■ Items from a figure collection ■
# # #
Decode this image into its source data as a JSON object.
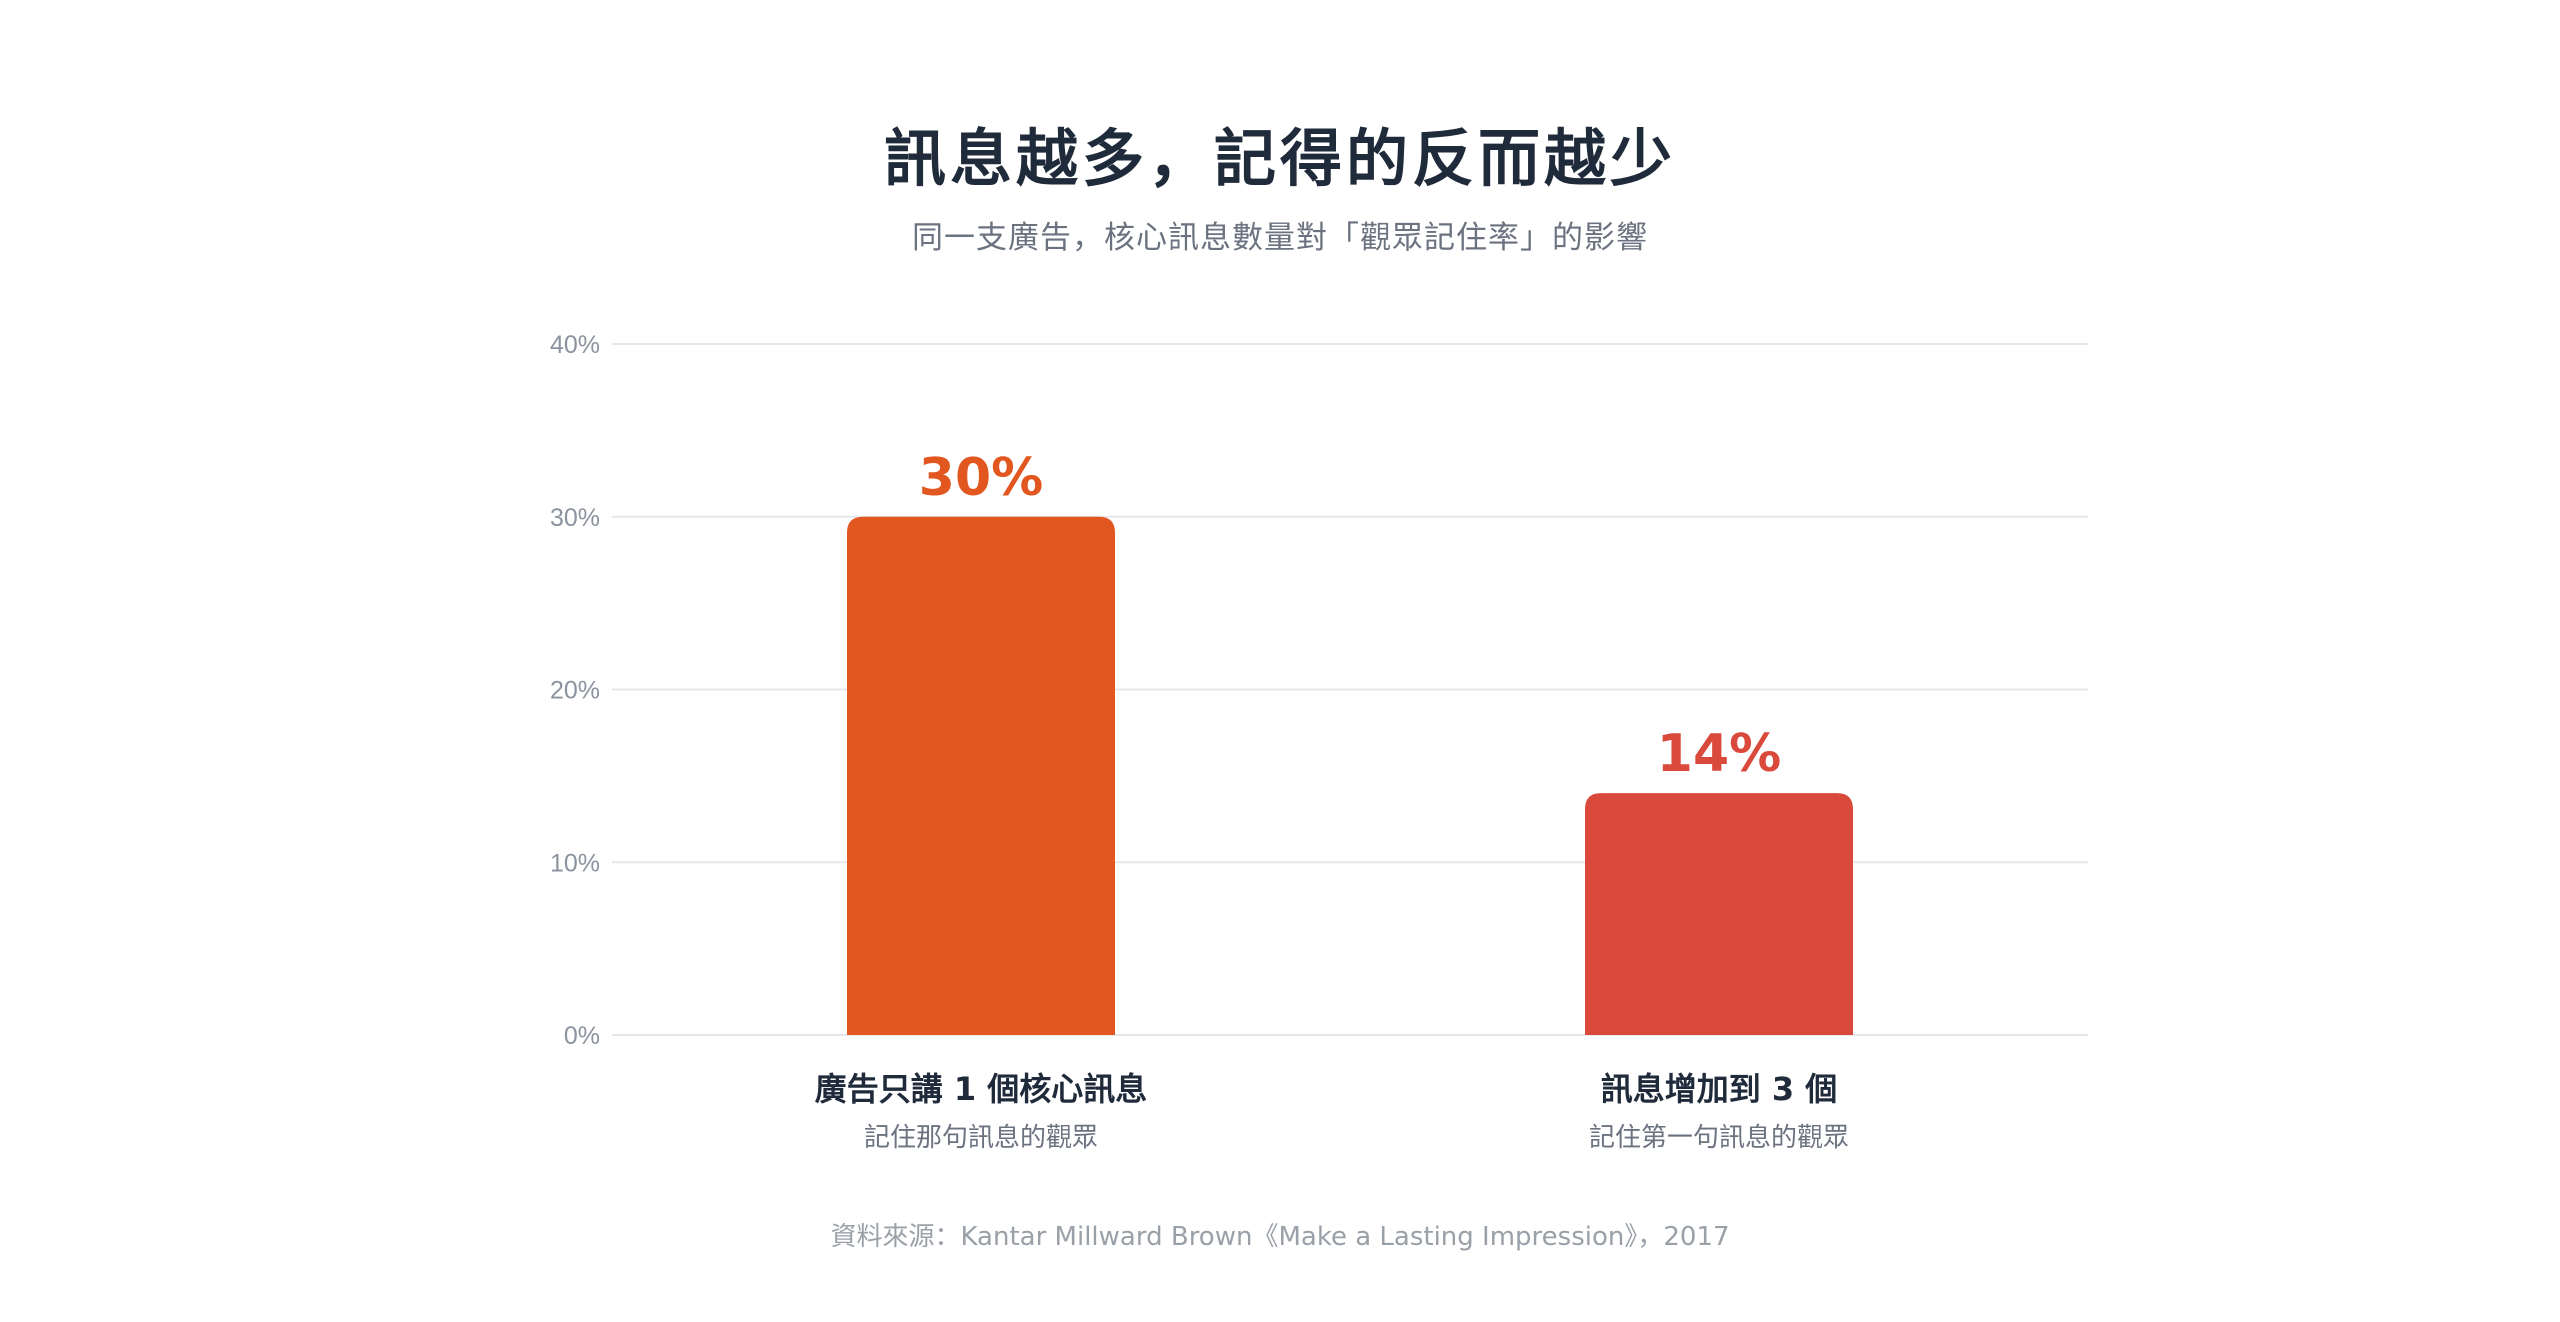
{
  "chart_data": {
    "type": "bar",
    "title": "訊息越多，記得的反而越少",
    "subtitle": "同一支廣告，核心訊息數量對「觀眾記住率」的影響",
    "categories": [
      "廣告只講 1 個核心訊息",
      "訊息增加到 3 個"
    ],
    "category_sublabels": [
      "記住那句訊息的觀眾",
      "記住第一句訊息的觀眾"
    ],
    "values": [
      30,
      14
    ],
    "value_labels": [
      "30%",
      "14%"
    ],
    "bar_colors": [
      "#e2561f",
      "#da4a3c"
    ],
    "ylim": [
      0,
      40
    ],
    "yticks": [
      0,
      10,
      20,
      30,
      40
    ],
    "ytick_labels": [
      "0%",
      "10%",
      "20%",
      "30%",
      "40%"
    ],
    "grid": true,
    "legend": "none",
    "source": "資料來源：Kantar Millward Brown《Make a Lasting Impression》，2017"
  }
}
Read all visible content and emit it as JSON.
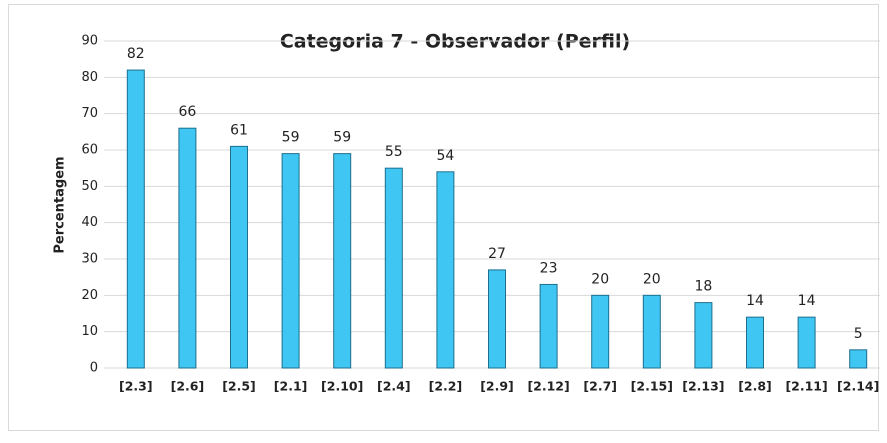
{
  "chart_data": {
    "type": "bar",
    "title": "Categoria 7 - Observador (Perfil)",
    "ylabel": "Percentagem",
    "categories": [
      "[2.3]",
      "[2.6]",
      "[2.5]",
      "[2.1]",
      "[2.10]",
      "[2.4]",
      "[2.2]",
      "[2.9]",
      "[2.12]",
      "[2.7]",
      "[2.15]",
      "[2.13]",
      "[2.8]",
      "[2.11]",
      "[2.14]"
    ],
    "values": [
      82,
      66,
      61,
      59,
      59,
      55,
      54,
      27,
      23,
      20,
      20,
      18,
      14,
      14,
      5
    ],
    "color": "#3fc6f2",
    "ylim": [
      0,
      90
    ],
    "yticks": [
      0,
      10,
      20,
      30,
      40,
      50,
      60,
      70,
      80,
      90
    ],
    "grid": true
  }
}
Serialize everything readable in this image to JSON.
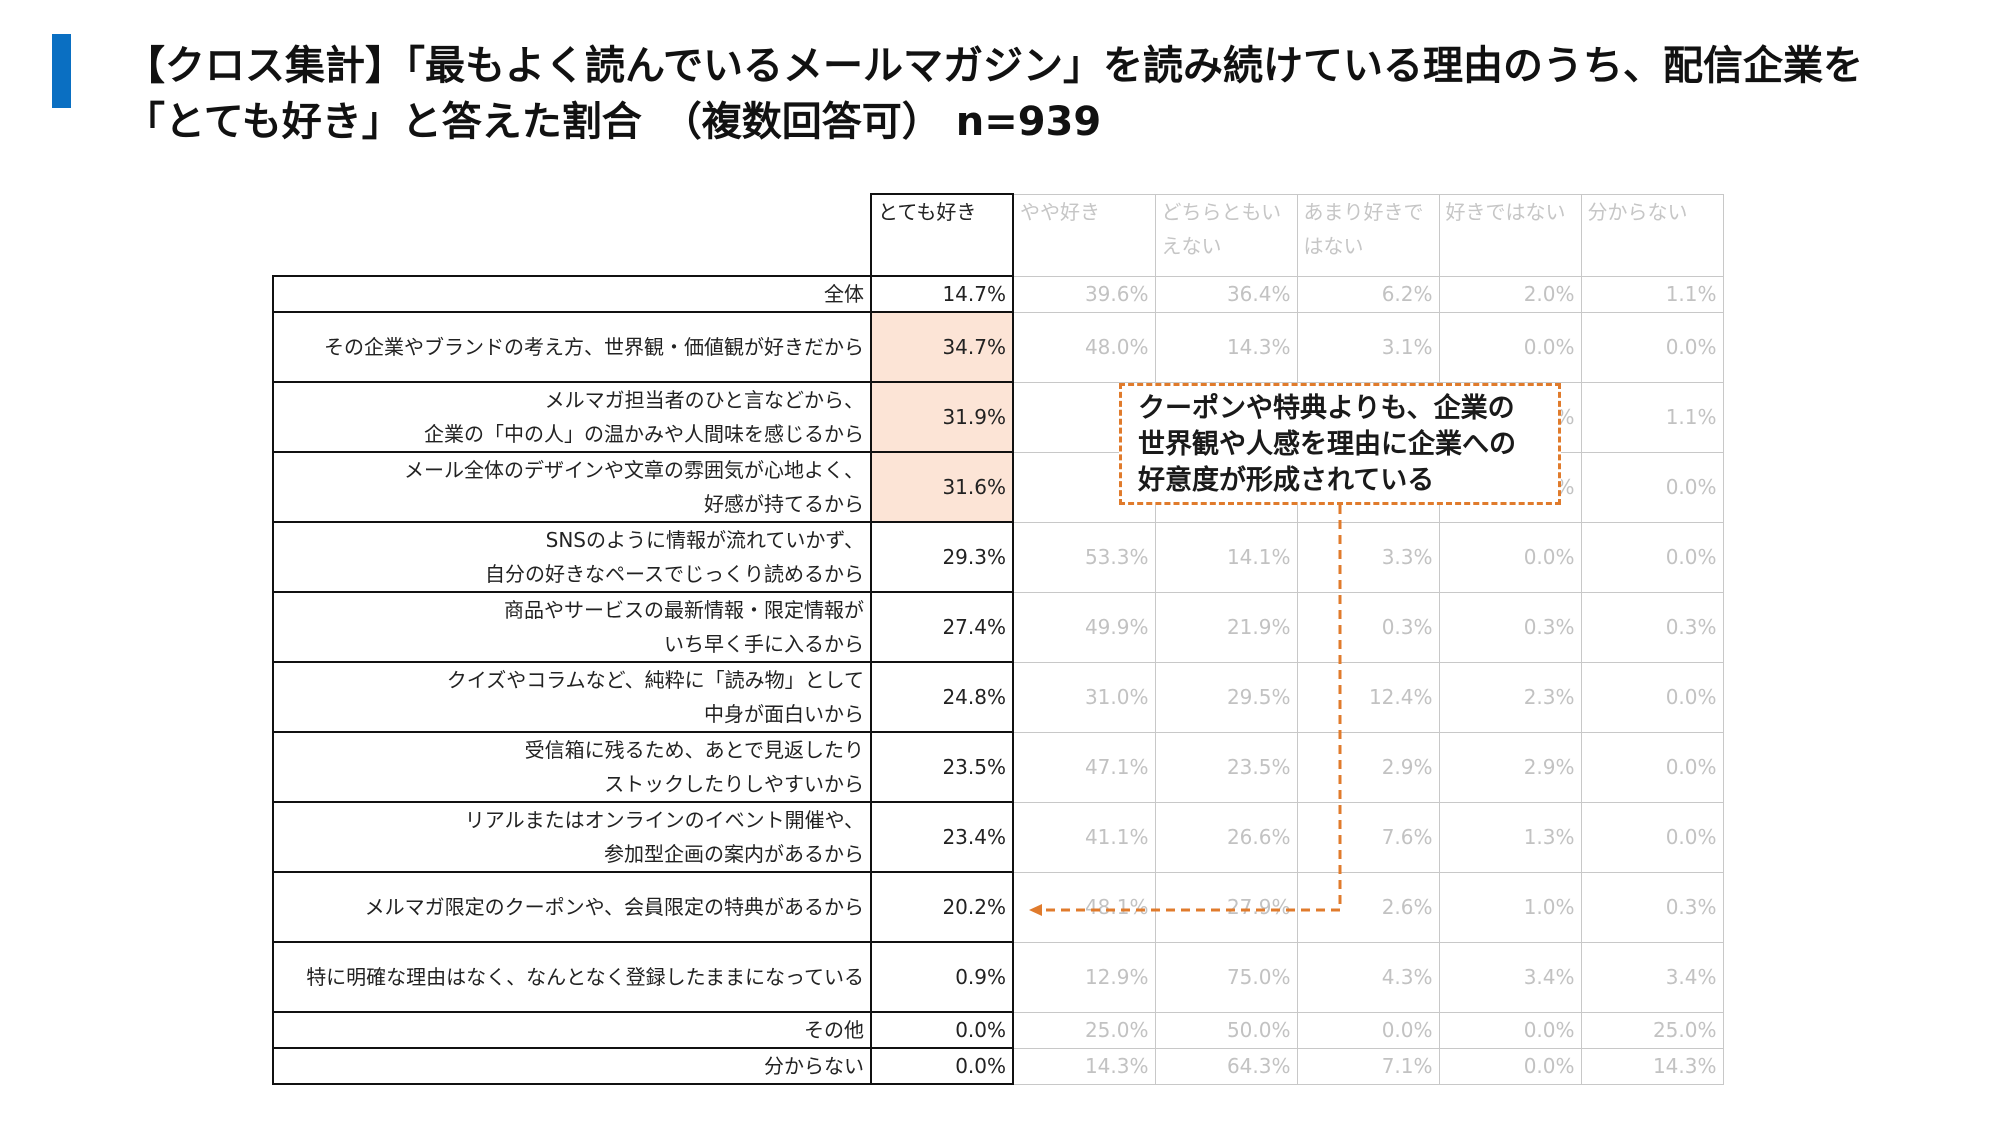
# # #
■ WHAT TO DO ■
Looking at the listing above, count the lines that contain "this" and give nothing but the number.

■ REPLY ■
2